Stored items
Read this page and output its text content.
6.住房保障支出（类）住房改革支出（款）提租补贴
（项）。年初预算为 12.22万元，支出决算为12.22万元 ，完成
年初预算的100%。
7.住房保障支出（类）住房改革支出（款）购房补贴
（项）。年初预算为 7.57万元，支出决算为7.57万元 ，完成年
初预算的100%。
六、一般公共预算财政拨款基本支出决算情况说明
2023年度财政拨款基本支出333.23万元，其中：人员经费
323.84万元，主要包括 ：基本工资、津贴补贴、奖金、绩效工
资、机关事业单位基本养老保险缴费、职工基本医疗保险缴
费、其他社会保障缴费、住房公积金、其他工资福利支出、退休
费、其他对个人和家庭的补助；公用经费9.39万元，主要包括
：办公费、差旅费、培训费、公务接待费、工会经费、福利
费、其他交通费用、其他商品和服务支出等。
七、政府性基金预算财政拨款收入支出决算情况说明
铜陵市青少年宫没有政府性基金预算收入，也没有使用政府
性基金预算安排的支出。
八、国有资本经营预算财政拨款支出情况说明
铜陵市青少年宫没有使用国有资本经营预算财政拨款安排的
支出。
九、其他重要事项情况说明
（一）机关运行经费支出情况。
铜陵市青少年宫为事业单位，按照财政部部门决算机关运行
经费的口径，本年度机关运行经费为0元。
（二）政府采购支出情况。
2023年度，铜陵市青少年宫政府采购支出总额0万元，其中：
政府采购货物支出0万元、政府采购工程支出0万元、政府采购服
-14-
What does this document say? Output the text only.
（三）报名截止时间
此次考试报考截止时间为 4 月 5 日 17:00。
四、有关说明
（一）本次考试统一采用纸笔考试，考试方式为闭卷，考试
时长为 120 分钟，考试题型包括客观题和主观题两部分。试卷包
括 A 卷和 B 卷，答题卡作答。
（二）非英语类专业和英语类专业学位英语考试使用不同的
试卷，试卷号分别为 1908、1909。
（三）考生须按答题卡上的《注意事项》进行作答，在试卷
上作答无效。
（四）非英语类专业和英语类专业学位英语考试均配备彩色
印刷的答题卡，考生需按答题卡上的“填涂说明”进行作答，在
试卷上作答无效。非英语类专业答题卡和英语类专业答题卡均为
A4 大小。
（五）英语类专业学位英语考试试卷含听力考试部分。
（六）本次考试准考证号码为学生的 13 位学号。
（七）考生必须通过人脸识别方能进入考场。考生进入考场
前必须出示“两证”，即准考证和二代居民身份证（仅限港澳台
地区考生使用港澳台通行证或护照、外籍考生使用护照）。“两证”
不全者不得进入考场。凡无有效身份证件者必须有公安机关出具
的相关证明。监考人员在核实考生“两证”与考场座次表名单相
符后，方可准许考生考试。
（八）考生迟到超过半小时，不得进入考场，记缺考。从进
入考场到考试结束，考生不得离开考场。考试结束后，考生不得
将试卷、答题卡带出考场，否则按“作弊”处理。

WHAT THIS TASK INVOLVES = Above are the records; copy every line in them that holds the word "住房改革支出".

RESPONSE TO THE TASK =
6.住房保障支出（类）住房改革支出（款）提租补贴
7.住房保障支出（类）住房改革支出（款）购房补贴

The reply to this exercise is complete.